• **EXTRACTO**
Ilistración de Lp Crestià, de Francesc d'Eiximenis |
Consideraciones para María Paula Vallejo, arquitecta
EL URBANISMO CONTRA LA GRAN RAMERA
Manuel Delgado
Te prometí hacerte un comentario sobre la relación
entre urbanismo como disciplina profética. Te mencionaba la película a la que
siempre me remito para hablar del tema, Devil's Advocate (1997), en la
que Al Pacino encarna a Satanás, al que vemos en acción en
dos contextos diferentes. Por un parte, como amo y señor de las calles,
hablando con vendedores ambulantes y con pasajeros del metro de aspecto
patibulario como si les conociera y en su propia lengua. Pero también se nos
muestra como empresario inmobiliario, en su despacho, en el ático de un rascacielos
del barrio financiero, desde el que, literalmente, se domina la ciudad.
La película trata un tema abundantemente trabajado
en el cine, que es el del advenimiento del enemigo absoluto de Cristo, el
Anticristo, tal y como se profetiza en la Segunda Epístola a los Tesalonicenses,
donde Pablo advierte de la presencia del Adversario que iniciará los tiempos de
la Gran Tribulación, al final de los cuales se acabará imponiendo la Marca de
la Bestia, el 666. En lo que quiero que te fijes en cómo ese advenimiento se
produce en una ciudad, Nueva York, como ocurre en otra película sobre el mismo
tema, Rosemary's Babe's, la de Polanski. Aún más explicito ese escenario
urbano del nacimiento del Mal en el El Día de la Bestia, la
película de Álex de la Iglesia (1995), con el jesuita protagonista recorriendo
las calles nocturnas de Madrid, donde todo son premociones del inminente
nacimiento del Anticristo. Se trata de ilustraciones de la concepción de la
vida urbana —lo urbano— como
abominación. O la Barcelona distópica de Fausto 5.0, la obra teatral y
luego película de La Fura dels Baus (2001), en que Mefistófeles tienta
encarnado en un taxista que conoce el lado más fangoso de la vida urbana.

• **FRAGMENTOS DE REGISTROS**
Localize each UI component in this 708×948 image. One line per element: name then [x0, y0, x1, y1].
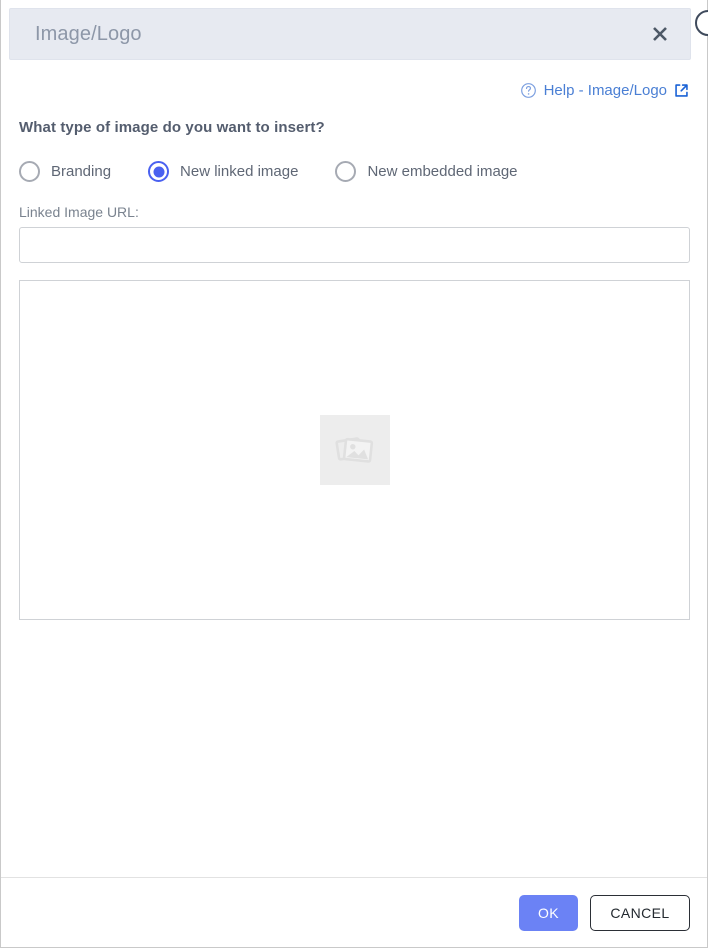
linked-image-url-input[interactable] [19, 227, 690, 263]
radio-mark-new-linked-image [148, 161, 170, 182]
help-row: Help - Image/Logo [19, 82, 690, 99]
ok-button[interactable]: OK [518, 894, 578, 931]
form-question: What type of image do you want to insert… [19, 119, 325, 136]
radio-mark-branding [19, 161, 40, 182]
close-button[interactable] [647, 21, 673, 47]
radio-option-new-linked-image[interactable]: New linked image [148, 161, 298, 182]
close-x-icon [650, 24, 670, 44]
radio-option-branding[interactable]: Branding [19, 161, 111, 182]
help-link-label: Help - Image/Logo [543, 82, 667, 99]
dialog-title: Image/Logo [35, 22, 142, 45]
image-preview-box[interactable] [19, 280, 690, 620]
dialog-titlebar: Image/Logo [9, 8, 691, 60]
radio-label-new-embedded-image: New embedded image [367, 163, 518, 180]
circle-badge-icon [695, 10, 708, 36]
radio-label-new-linked-image: New linked image [180, 163, 299, 180]
image-type-radio-group: Branding New linked image New embedded i… [19, 161, 690, 182]
radio-label-branding: Branding [51, 163, 112, 180]
radio-option-new-embedded-image[interactable]: New embedded image [335, 161, 518, 182]
external-link-icon [674, 83, 689, 98]
question-circle-icon [520, 82, 537, 99]
dialog-body: Help - Image/Logo What type of image do … [1, 60, 707, 877]
dialog-footer: OK CANCEL [1, 877, 707, 947]
linked-image-url-label: Linked Image URL: [19, 204, 139, 220]
broken-image-icon [319, 415, 390, 485]
cancel-button[interactable]: CANCEL [590, 894, 690, 931]
image-logo-dialog: Image/Logo Help - Image/Logo What type o… [0, 0, 708, 948]
help-link[interactable]: Help - Image/Logo [520, 82, 689, 99]
radio-mark-new-embedded-image [335, 161, 357, 182]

• **SERIE DE EJERCICIOS**
1. Extrae del extracto, literalmente, el pasaje que empieza con "Ilistración de Lp" y sigue hasta "domina la ciudad.".
2. Copia sin cambios las líneas de los registros que van desde la que contiene "linked-image-url-input[interactable] [19, 227, 690, 263]" hasta la que contiene "radio-label-branding: Branding [51, 163, 112, 180]", ambas incluidas.
El extracto y los registros proceden de fuentes distintas.

• **RESULTADOS POR TAREA**
1.
Ilistración de Lp Crestià, de Francesc d'Eiximenis |
Consideraciones para María Paula Vallejo, arquitecta
EL URBANISMO CONTRA LA GRAN RAMERA
Manuel Delgado
Te prometí hacerte un comentario sobre la relación
entre urbanismo como disciplina profética. Te mencionaba la película a la que
siempre me remito para hablar del tema, Devil's Advocate (1997), en la
que Al Pacino encarna a Satanás, al que vemos en acción en
dos contextos diferentes. Por un parte, como amo y señor de las calles,
hablando con vendedores ambulantes y con pasajeros del metro de aspecto
patibulario como si les conociera y en su propia lengua. Pero también se nos
muestra como empresario inmobiliario, en su despacho, en el ático de un rascacielos
del barrio financiero, desde el que, literalmente, se domina la ciudad.

2.
linked-image-url-input[interactable] [19, 227, 690, 263]
radio-mark-new-linked-image [148, 161, 170, 182]
help-row: Help - Image/Logo [19, 82, 690, 99]
ok-button[interactable]: OK [518, 894, 578, 931]
form-question: What type of image do you want to insert… [19, 119, 325, 136]
radio-mark-branding [19, 161, 40, 182]
close-button[interactable] [647, 21, 673, 47]
radio-option-new-linked-image[interactable]: New linked image [148, 161, 298, 182]
close-x-icon [650, 24, 670, 44]
radio-option-branding[interactable]: Branding [19, 161, 111, 182]
help-link-label: Help - Image/Logo [543, 82, 667, 99]
dialog-title: Image/Logo [35, 22, 142, 45]
image-preview-box[interactable] [19, 280, 690, 620]
dialog-titlebar: Image/Logo [9, 8, 691, 60]
radio-label-new-embedded-image: New embedded image [367, 163, 518, 180]
circle-badge-icon [695, 10, 708, 36]
radio-label-new-linked-image: New linked image [180, 163, 299, 180]
image-type-radio-group: Branding New linked image New embedded i… [19, 161, 690, 182]
radio-label-branding: Branding [51, 163, 112, 180]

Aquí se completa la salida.